● **TASK INSTRUCTIONS**
Check each line of the material below, and copy it if it holds the string "Size".

'''

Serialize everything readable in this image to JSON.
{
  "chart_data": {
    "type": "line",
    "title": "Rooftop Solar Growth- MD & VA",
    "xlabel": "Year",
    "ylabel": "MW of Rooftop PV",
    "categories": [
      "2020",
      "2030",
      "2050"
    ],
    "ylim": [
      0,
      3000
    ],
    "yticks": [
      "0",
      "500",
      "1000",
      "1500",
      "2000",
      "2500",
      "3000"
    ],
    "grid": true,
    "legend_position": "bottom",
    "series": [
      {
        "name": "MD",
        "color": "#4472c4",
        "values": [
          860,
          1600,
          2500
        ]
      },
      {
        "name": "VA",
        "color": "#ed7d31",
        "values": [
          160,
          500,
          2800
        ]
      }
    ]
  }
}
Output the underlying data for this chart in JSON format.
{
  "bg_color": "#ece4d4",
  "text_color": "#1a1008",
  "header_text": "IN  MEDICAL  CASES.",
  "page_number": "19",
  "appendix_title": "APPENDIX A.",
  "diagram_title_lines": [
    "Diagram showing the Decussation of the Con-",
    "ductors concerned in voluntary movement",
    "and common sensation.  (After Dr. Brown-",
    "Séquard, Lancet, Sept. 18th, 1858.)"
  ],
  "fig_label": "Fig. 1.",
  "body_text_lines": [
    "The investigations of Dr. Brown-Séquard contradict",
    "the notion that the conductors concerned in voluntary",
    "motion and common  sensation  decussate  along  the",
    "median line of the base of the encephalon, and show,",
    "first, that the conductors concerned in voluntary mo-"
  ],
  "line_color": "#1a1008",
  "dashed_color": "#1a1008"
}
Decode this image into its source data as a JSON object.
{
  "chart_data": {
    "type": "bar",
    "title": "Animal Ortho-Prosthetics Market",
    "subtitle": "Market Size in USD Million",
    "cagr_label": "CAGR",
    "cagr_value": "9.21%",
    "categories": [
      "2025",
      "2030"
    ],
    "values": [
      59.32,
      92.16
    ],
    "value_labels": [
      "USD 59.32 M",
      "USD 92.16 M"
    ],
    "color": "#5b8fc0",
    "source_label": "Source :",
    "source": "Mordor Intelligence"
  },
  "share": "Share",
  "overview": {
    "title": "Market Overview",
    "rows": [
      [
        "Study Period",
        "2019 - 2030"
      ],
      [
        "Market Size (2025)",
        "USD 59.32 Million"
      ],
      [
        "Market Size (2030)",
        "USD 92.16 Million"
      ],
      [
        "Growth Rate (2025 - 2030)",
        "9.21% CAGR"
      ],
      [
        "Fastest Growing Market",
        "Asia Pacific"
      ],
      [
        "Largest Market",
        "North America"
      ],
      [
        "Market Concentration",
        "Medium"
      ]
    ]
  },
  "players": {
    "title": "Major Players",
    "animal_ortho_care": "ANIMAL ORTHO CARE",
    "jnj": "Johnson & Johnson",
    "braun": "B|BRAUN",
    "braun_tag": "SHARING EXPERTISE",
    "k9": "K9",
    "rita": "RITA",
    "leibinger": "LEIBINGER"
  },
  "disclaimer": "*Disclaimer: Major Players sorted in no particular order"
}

'''

● **IN RESPONSE**
    "subtitle": "Market Size in USD Million",
        "Market Size (2025)",
        "Market Size (2030)",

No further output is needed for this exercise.